Edit the items below by replacing each instance of "Ellipse shape" with "Oval shape", keeping everything else unchanged.
== Supplied records ==
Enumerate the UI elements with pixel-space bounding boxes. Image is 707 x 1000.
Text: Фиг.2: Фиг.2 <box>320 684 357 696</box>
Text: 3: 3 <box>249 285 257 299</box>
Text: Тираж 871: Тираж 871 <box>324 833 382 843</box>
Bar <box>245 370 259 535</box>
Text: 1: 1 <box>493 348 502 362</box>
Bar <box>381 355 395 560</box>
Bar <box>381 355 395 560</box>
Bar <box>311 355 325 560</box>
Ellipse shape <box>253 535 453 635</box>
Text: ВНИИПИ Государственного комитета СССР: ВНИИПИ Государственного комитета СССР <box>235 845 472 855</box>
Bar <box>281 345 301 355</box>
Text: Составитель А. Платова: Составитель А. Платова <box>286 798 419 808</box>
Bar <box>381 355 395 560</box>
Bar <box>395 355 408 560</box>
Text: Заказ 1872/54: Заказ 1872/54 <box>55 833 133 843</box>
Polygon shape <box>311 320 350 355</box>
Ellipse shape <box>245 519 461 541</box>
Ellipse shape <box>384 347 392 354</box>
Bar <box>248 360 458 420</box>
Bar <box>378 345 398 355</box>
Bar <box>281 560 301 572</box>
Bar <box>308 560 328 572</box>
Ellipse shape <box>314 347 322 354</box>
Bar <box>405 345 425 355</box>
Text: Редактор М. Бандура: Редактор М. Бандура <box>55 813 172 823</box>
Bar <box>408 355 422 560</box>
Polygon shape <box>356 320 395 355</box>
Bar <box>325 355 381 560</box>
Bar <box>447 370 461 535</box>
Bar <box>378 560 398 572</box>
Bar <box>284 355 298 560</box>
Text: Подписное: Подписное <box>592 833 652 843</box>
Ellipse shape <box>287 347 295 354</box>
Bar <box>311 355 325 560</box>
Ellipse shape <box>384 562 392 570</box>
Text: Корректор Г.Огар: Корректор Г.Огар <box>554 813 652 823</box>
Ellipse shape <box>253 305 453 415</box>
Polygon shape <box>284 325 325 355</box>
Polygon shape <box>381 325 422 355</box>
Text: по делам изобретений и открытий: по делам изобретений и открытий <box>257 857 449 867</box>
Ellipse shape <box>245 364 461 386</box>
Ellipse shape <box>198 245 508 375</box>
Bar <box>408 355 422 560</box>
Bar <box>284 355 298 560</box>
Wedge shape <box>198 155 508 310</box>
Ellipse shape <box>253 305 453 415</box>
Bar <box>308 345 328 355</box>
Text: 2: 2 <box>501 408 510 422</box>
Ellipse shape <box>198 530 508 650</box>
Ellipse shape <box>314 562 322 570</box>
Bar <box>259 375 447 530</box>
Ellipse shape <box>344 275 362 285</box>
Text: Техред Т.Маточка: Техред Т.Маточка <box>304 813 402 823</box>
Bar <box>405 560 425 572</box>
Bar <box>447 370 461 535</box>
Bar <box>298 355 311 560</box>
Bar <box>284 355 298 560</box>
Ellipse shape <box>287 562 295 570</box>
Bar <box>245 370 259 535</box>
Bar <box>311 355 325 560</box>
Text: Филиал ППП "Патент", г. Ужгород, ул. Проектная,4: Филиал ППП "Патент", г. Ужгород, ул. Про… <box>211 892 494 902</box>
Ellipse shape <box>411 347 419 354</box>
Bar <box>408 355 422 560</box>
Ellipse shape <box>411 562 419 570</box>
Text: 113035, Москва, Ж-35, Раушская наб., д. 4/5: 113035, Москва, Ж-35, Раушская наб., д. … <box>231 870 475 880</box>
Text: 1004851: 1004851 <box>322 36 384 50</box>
===
Exercise output:
Enumerate the UI elements with pixel-space bounding boxes. Image is 707 x 1000.
Text: Фиг.2: Фиг.2 <box>320 684 357 696</box>
Text: 3: 3 <box>249 285 257 299</box>
Text: Тираж 871: Тираж 871 <box>324 833 382 843</box>
Bar <box>245 370 259 535</box>
Text: 1: 1 <box>493 348 502 362</box>
Bar <box>381 355 395 560</box>
Bar <box>381 355 395 560</box>
Bar <box>311 355 325 560</box>
Oval shape <box>253 535 453 635</box>
Text: ВНИИПИ Государственного комитета СССР: ВНИИПИ Государственного комитета СССР <box>235 845 472 855</box>
Bar <box>281 345 301 355</box>
Text: Составитель А. Платова: Составитель А. Платова <box>286 798 419 808</box>
Bar <box>381 355 395 560</box>
Bar <box>395 355 408 560</box>
Text: Заказ 1872/54: Заказ 1872/54 <box>55 833 133 843</box>
Polygon shape <box>311 320 350 355</box>
Oval shape <box>245 519 461 541</box>
Oval shape <box>384 347 392 354</box>
Bar <box>248 360 458 420</box>
Bar <box>378 345 398 355</box>
Bar <box>281 560 301 572</box>
Bar <box>308 560 328 572</box>
Oval shape <box>314 347 322 354</box>
Bar <box>405 345 425 355</box>
Text: Редактор М. Бандура: Редактор М. Бандура <box>55 813 172 823</box>
Bar <box>408 355 422 560</box>
Polygon shape <box>356 320 395 355</box>
Bar <box>325 355 381 560</box>
Bar <box>447 370 461 535</box>
Bar <box>378 560 398 572</box>
Bar <box>284 355 298 560</box>
Text: Подписное: Подписное <box>592 833 652 843</box>
Oval shape <box>287 347 295 354</box>
Bar <box>311 355 325 560</box>
Oval shape <box>384 562 392 570</box>
Text: Корректор Г.Огар: Корректор Г.Огар <box>554 813 652 823</box>
Oval shape <box>253 305 453 415</box>
Polygon shape <box>284 325 325 355</box>
Polygon shape <box>381 325 422 355</box>
Text: по делам изобретений и открытий: по делам изобретений и открытий <box>257 857 449 867</box>
Oval shape <box>245 364 461 386</box>
Oval shape <box>198 245 508 375</box>
Bar <box>408 355 422 560</box>
Bar <box>284 355 298 560</box>
Wedge shape <box>198 155 508 310</box>
Oval shape <box>253 305 453 415</box>
Bar <box>308 345 328 355</box>
Text: 2: 2 <box>501 408 510 422</box>
Oval shape <box>198 530 508 650</box>
Oval shape <box>314 562 322 570</box>
Bar <box>259 375 447 530</box>
Oval shape <box>344 275 362 285</box>
Text: Техред Т.Маточка: Техред Т.Маточка <box>304 813 402 823</box>
Bar <box>405 560 425 572</box>
Bar <box>447 370 461 535</box>
Bar <box>298 355 311 560</box>
Bar <box>284 355 298 560</box>
Oval shape <box>287 562 295 570</box>
Bar <box>245 370 259 535</box>
Bar <box>311 355 325 560</box>
Text: Филиал ППП "Патент", г. Ужгород, ул. Проектная,4: Филиал ППП "Патент", г. Ужгород, ул. Про… <box>211 892 494 902</box>
Oval shape <box>411 347 419 354</box>
Bar <box>408 355 422 560</box>
Oval shape <box>411 562 419 570</box>
Text: 113035, Москва, Ж-35, Раушская наб., д. 4/5: 113035, Москва, Ж-35, Раушская наб., д. … <box>231 870 475 880</box>
Text: 1004851: 1004851 <box>322 36 384 50</box>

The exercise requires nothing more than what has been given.